- [Prompt]:
Keep only those lines of the records that include the string "this".

- [Data provided]:
----
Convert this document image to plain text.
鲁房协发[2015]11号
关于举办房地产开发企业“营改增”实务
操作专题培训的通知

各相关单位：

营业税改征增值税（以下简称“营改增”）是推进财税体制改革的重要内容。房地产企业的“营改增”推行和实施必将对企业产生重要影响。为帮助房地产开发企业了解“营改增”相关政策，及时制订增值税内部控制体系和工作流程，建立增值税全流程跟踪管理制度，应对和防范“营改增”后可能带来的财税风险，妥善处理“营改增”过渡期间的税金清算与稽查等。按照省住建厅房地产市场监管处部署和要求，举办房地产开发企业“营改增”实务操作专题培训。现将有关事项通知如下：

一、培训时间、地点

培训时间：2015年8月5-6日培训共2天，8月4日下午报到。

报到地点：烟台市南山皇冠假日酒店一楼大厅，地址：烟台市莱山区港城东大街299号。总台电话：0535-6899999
----
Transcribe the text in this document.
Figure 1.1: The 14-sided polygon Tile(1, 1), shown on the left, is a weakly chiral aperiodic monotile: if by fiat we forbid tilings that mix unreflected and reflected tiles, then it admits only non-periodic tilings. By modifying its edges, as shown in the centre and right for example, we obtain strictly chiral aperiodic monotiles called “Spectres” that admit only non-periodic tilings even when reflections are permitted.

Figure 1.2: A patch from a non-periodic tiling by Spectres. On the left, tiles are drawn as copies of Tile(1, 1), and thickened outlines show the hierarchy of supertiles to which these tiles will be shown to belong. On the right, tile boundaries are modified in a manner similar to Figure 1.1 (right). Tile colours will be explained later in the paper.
----
- [Exercise output]:
Convert this document image to plain text.
Transcribe the text in this document.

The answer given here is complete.